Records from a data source
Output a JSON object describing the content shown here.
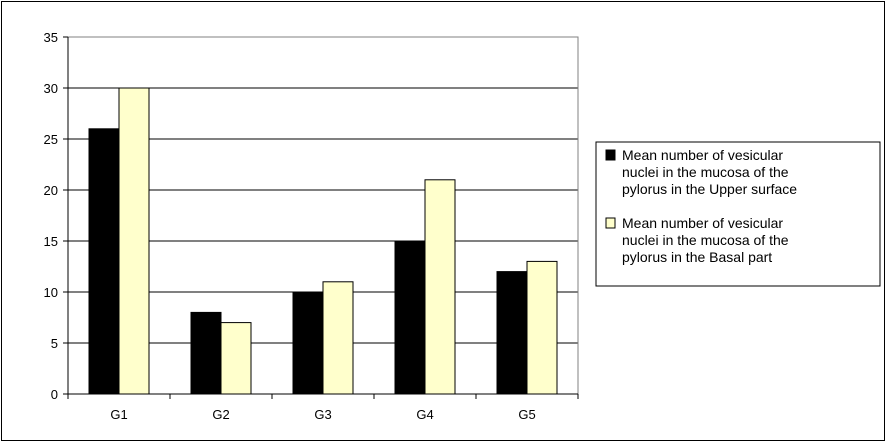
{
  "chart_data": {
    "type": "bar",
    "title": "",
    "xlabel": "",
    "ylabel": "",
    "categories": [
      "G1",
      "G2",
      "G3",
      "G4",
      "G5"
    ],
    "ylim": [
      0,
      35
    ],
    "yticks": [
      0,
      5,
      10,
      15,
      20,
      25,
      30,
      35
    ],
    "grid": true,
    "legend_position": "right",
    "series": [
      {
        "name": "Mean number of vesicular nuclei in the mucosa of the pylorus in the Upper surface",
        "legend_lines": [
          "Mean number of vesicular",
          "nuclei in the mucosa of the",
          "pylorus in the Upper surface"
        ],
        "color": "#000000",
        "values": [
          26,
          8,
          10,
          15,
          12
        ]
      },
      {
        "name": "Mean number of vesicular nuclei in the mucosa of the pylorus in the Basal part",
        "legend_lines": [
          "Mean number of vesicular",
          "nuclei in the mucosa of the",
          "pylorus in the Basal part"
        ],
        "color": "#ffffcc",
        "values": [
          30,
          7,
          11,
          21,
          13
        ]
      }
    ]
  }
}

...

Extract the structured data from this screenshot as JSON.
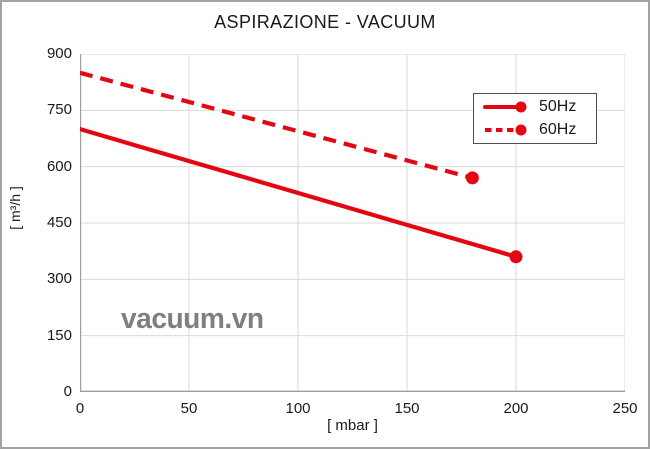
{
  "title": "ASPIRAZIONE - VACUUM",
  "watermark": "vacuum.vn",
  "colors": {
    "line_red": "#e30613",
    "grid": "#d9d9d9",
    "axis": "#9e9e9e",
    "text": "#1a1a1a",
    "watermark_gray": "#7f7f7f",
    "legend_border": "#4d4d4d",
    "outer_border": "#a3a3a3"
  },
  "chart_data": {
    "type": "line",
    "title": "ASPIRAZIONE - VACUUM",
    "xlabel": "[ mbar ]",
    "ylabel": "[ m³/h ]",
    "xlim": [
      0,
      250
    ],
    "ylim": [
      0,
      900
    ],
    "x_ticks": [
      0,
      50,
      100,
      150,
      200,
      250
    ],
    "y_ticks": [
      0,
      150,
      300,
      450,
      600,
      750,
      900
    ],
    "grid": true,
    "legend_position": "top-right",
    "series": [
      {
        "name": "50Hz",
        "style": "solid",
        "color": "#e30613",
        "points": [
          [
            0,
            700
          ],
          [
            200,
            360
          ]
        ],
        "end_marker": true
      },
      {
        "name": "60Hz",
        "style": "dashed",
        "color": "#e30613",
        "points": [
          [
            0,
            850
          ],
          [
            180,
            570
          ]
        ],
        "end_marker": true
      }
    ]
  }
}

--

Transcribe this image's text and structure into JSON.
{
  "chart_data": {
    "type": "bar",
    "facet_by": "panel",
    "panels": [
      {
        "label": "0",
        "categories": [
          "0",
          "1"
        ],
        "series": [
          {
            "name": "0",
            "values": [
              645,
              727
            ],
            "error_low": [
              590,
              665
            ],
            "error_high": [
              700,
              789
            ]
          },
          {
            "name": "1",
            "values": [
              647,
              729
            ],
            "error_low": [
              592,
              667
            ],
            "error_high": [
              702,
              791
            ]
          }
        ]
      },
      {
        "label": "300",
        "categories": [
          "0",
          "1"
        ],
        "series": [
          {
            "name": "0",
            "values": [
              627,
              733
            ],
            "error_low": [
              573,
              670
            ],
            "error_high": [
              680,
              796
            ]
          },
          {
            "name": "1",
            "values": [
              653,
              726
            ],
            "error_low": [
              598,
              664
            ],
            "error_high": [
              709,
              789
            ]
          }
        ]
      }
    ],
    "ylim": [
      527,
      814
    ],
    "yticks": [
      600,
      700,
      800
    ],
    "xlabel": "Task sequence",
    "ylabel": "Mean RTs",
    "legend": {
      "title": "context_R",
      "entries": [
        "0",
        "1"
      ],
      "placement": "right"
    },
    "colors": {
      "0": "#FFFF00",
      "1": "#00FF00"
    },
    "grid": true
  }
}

**What you will do**
Determine the number of lines in the listing that hold the word "vesicular", and supply that number and nothing further.

**Answer for the task**
4